-- start of Data records --

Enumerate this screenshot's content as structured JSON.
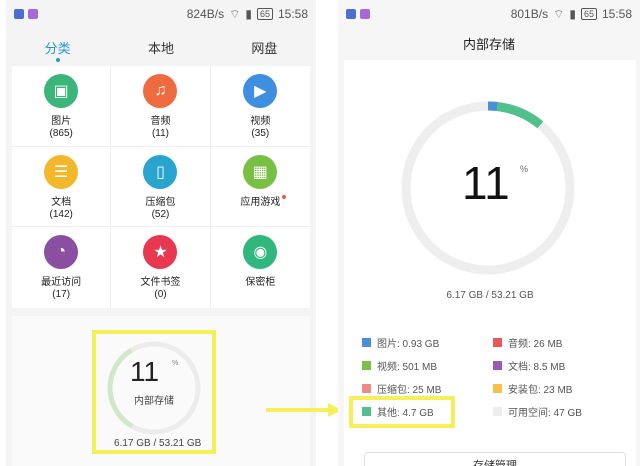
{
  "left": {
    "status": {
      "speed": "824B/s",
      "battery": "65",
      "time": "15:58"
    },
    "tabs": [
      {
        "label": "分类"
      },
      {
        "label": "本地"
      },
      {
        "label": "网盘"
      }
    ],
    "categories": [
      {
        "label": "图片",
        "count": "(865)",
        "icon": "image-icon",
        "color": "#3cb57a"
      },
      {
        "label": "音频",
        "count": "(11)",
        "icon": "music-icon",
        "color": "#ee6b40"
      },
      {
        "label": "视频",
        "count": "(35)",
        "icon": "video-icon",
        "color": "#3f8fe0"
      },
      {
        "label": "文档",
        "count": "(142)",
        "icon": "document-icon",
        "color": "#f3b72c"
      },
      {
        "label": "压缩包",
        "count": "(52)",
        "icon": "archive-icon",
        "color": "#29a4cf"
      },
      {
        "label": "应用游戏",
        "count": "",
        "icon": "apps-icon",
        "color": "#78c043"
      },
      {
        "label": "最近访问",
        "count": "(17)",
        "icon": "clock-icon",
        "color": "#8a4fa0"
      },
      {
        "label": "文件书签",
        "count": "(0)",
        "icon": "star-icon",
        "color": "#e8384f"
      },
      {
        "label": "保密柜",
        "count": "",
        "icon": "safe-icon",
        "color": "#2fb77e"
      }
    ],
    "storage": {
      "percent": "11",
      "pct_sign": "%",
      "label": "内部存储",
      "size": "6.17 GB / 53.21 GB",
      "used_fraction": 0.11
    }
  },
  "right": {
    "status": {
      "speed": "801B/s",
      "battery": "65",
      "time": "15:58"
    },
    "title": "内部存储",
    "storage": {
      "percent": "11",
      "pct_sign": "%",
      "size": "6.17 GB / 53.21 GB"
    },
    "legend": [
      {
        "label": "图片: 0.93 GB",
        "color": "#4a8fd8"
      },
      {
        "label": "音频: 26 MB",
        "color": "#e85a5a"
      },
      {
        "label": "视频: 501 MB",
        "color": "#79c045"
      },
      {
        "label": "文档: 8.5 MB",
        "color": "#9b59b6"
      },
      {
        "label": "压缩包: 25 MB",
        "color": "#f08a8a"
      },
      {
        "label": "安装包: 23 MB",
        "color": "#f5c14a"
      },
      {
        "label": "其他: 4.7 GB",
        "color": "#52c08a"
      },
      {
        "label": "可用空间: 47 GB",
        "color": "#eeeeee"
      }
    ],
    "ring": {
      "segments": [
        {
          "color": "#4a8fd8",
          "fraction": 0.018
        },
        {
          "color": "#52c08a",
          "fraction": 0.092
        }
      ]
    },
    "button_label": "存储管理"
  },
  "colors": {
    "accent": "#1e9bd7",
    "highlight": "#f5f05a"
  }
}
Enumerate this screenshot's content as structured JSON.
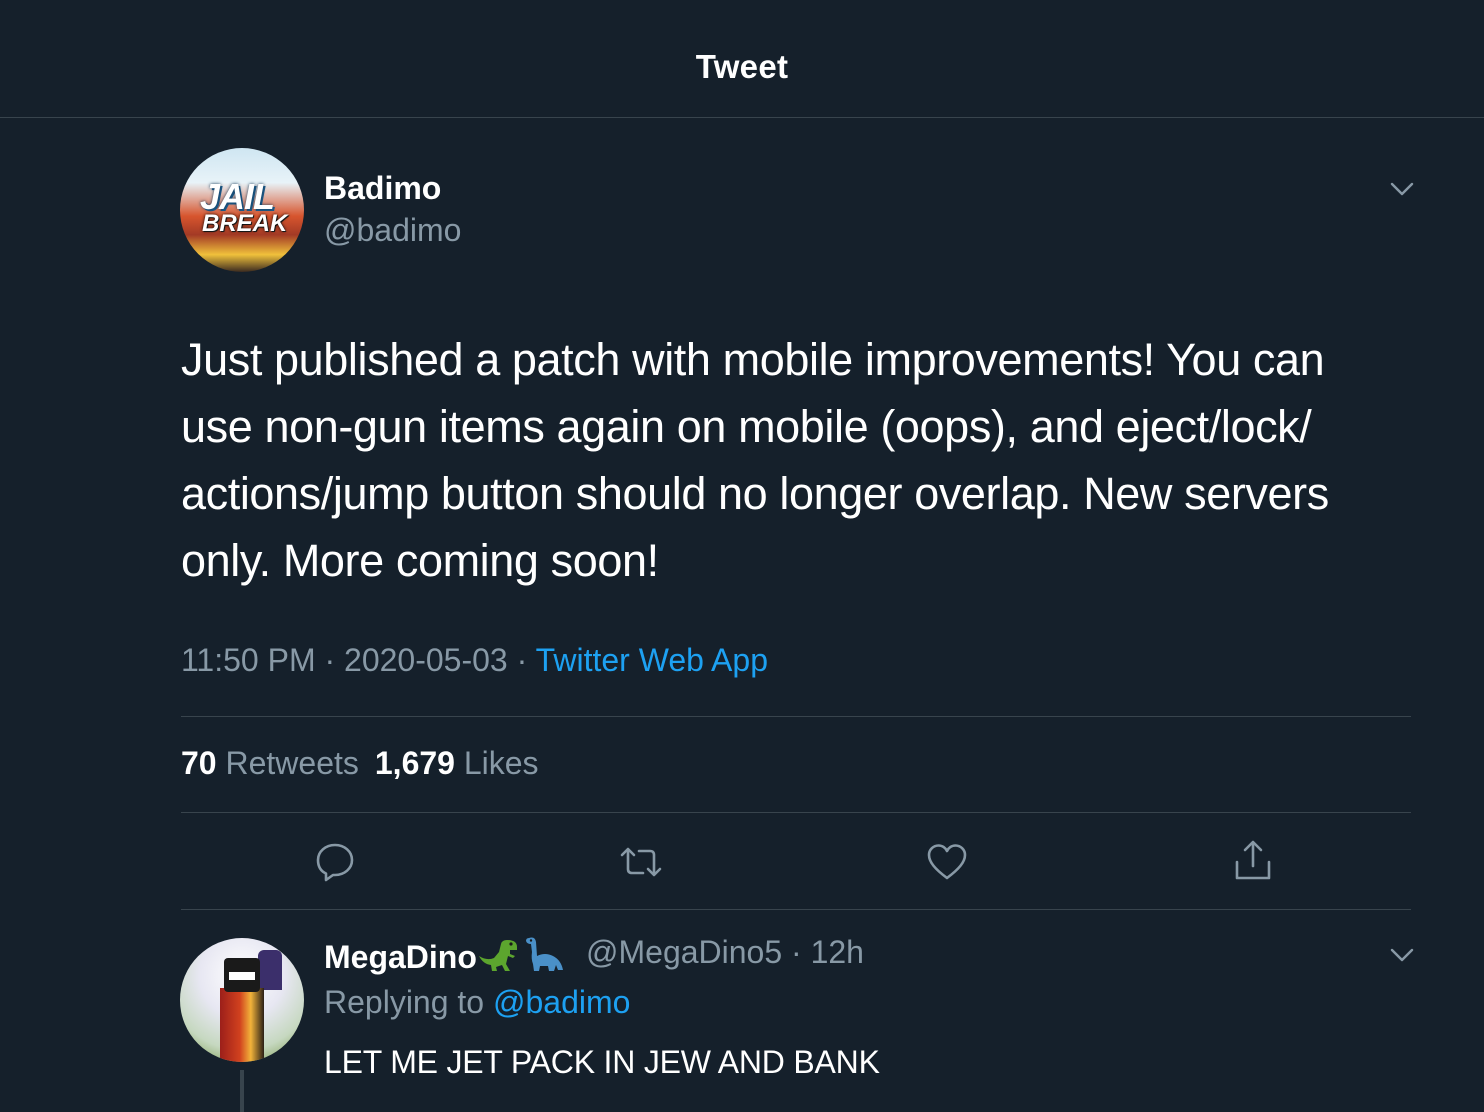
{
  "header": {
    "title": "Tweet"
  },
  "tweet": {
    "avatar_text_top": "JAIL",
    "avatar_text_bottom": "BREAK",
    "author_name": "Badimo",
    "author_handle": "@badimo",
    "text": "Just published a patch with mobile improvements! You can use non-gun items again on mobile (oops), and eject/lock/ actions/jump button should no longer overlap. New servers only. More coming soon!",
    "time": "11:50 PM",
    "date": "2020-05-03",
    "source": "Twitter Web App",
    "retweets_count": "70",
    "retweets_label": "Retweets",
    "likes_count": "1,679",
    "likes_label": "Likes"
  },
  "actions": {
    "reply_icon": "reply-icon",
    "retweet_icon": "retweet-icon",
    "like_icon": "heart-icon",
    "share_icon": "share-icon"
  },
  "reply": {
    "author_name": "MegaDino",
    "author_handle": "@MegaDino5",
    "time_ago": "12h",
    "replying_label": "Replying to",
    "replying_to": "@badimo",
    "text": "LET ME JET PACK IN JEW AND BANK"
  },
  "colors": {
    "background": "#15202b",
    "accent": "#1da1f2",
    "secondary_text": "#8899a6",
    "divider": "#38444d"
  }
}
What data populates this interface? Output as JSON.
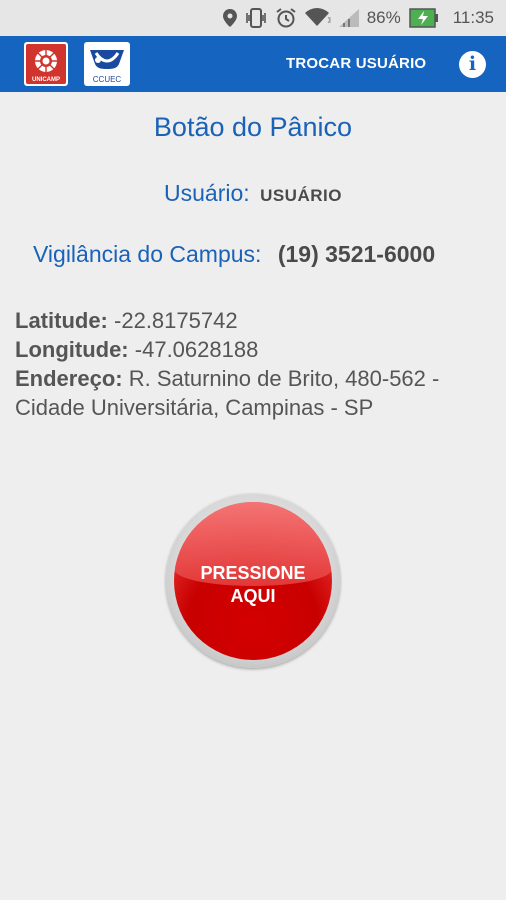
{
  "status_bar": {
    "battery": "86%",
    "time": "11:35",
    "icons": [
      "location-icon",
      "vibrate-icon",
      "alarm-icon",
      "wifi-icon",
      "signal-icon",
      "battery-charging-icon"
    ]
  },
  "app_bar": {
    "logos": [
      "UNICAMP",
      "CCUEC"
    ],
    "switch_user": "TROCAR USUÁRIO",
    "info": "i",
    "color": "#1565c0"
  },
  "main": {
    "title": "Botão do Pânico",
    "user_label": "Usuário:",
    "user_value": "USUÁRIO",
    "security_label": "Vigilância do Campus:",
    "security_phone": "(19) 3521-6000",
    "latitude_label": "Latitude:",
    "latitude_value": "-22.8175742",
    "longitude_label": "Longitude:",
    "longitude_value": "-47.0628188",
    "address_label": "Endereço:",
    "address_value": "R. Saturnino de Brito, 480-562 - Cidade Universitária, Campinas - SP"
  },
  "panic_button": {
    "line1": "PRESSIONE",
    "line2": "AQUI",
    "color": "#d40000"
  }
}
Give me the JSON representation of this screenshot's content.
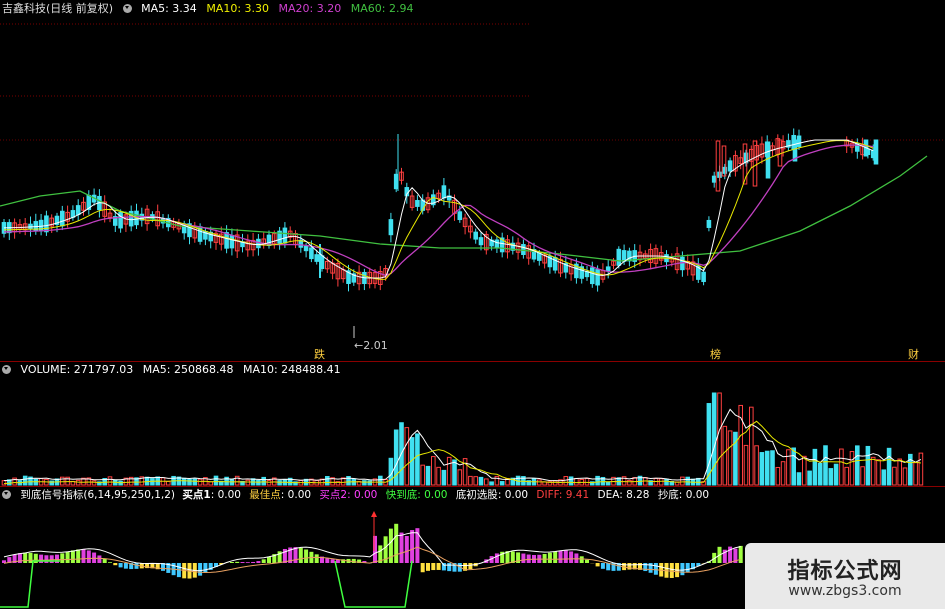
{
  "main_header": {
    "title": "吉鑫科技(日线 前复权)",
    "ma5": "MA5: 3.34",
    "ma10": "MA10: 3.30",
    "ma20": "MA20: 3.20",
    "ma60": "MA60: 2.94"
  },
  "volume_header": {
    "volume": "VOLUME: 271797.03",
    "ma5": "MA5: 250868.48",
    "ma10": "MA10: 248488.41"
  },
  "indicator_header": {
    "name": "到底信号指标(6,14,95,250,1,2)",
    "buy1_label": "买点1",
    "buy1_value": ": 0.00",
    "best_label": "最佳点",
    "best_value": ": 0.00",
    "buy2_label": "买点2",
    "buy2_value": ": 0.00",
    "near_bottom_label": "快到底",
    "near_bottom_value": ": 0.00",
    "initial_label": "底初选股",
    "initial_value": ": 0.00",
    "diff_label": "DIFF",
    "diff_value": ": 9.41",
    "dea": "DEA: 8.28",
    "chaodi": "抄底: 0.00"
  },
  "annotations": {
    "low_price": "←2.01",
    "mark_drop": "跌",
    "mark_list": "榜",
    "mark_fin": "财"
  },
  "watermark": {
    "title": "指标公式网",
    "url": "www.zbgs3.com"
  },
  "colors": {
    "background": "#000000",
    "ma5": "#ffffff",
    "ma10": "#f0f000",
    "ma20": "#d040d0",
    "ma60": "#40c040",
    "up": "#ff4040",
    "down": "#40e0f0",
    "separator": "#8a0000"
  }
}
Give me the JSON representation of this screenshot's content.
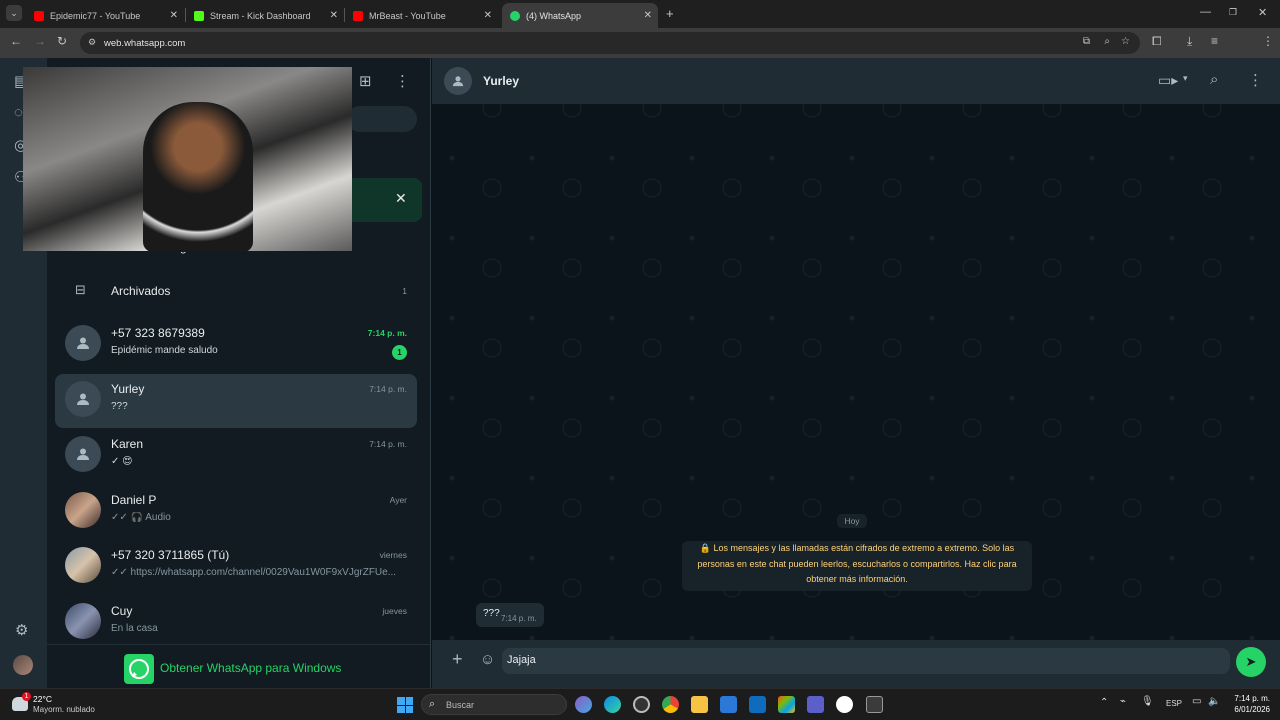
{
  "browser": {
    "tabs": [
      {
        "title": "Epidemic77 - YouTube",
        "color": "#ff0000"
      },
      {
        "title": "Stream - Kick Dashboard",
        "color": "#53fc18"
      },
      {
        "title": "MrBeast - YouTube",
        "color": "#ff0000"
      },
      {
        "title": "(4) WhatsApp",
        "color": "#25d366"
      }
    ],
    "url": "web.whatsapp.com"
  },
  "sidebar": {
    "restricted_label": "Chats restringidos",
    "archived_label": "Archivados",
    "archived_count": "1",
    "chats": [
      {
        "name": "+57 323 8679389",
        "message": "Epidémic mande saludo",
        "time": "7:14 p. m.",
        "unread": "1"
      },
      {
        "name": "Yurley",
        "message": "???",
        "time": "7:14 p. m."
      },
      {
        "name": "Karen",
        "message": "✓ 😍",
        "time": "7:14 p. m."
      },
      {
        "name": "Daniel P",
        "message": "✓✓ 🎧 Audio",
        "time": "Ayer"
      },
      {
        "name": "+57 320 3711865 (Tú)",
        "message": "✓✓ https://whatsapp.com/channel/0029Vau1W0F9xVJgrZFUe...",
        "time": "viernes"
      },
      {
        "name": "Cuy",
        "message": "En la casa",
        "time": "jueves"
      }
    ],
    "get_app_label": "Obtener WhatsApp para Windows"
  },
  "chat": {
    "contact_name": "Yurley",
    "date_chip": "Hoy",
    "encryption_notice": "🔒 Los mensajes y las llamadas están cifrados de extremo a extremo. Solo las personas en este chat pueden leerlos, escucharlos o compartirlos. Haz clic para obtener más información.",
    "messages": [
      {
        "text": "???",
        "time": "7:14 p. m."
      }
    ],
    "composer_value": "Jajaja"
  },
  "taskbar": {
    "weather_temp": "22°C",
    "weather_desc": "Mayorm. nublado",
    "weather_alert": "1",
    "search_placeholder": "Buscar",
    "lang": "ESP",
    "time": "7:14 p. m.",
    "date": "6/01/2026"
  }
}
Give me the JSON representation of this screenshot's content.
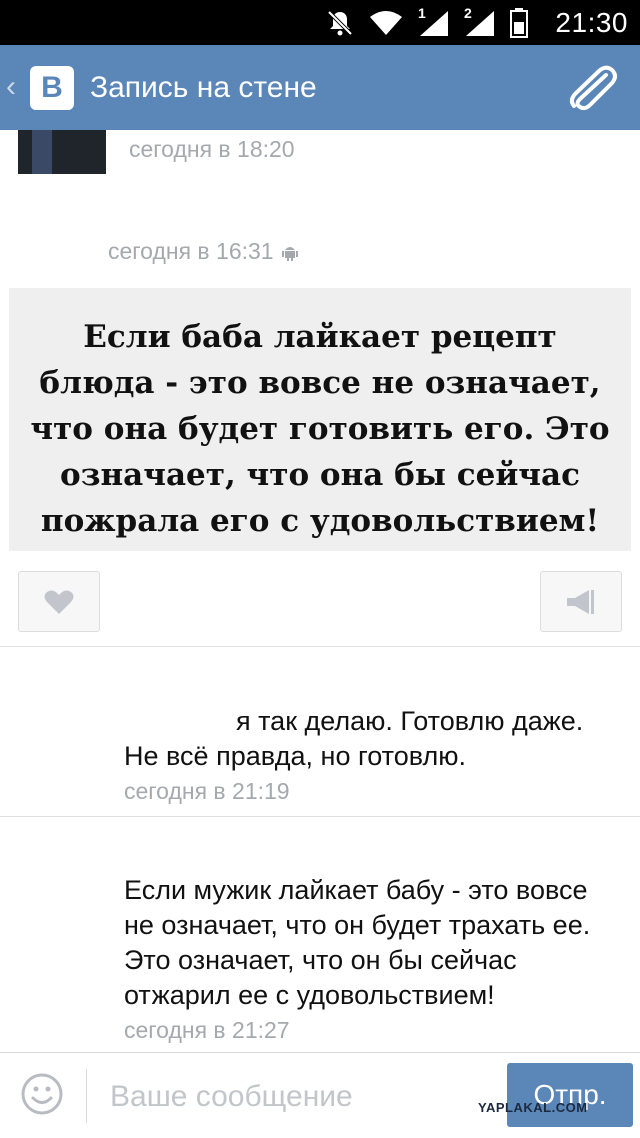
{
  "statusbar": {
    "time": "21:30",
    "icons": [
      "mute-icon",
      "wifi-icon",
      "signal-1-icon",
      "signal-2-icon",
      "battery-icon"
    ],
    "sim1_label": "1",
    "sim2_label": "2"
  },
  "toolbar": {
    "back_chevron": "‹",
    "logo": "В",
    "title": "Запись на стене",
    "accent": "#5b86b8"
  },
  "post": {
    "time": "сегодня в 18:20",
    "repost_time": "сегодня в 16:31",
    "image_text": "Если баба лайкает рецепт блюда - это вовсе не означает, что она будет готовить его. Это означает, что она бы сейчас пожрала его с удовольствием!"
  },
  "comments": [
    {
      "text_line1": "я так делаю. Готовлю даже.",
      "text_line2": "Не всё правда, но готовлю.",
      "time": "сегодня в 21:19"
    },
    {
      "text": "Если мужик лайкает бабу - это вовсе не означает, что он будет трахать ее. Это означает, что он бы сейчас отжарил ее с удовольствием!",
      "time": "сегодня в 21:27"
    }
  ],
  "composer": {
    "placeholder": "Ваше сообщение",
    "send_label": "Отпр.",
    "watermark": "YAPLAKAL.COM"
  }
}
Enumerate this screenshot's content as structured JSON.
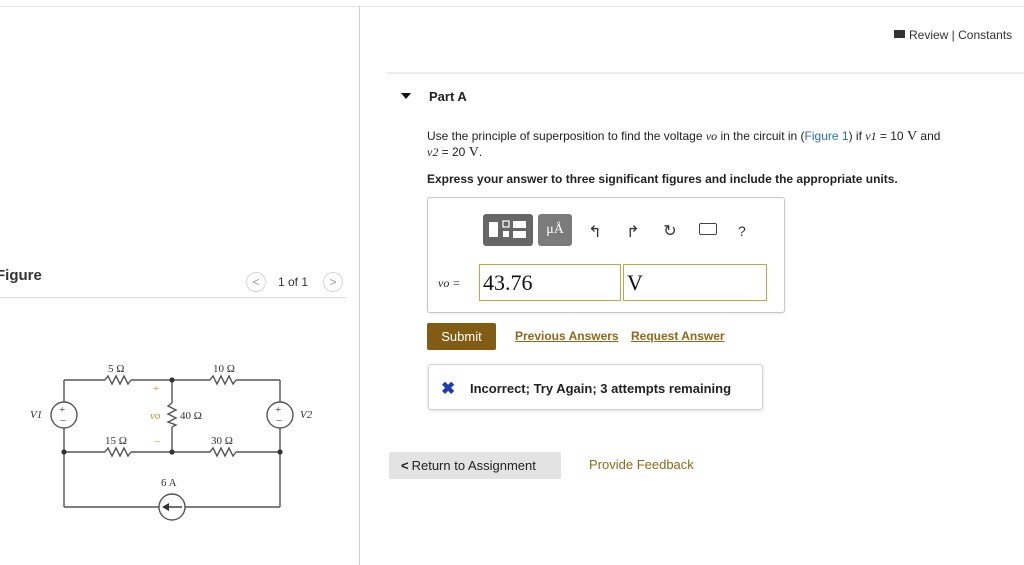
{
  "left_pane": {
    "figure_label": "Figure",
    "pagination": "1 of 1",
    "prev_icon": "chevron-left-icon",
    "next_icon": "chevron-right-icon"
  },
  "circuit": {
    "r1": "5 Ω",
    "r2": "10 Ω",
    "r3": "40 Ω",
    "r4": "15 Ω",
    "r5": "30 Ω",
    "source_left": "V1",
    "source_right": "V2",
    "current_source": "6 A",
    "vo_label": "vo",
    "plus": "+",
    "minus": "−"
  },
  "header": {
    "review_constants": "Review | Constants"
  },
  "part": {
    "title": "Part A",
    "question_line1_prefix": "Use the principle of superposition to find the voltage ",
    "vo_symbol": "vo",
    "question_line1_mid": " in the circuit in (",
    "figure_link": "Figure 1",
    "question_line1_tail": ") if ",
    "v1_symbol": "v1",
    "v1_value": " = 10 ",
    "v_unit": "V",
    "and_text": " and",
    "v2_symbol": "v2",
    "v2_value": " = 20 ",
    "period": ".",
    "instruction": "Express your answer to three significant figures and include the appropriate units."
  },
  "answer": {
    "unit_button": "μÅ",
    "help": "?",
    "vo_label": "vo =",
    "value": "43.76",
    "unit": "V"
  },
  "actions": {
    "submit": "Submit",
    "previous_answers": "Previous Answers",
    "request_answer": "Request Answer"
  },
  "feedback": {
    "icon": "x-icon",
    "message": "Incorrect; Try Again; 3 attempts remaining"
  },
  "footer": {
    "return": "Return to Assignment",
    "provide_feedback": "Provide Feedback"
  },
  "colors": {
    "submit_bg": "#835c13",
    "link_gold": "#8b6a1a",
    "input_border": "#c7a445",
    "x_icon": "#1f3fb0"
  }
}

-- end of Data records --

- _Exercise description_
Determine how many lines of the entries above carry the string "background", and give that number alone.

- _Output_
2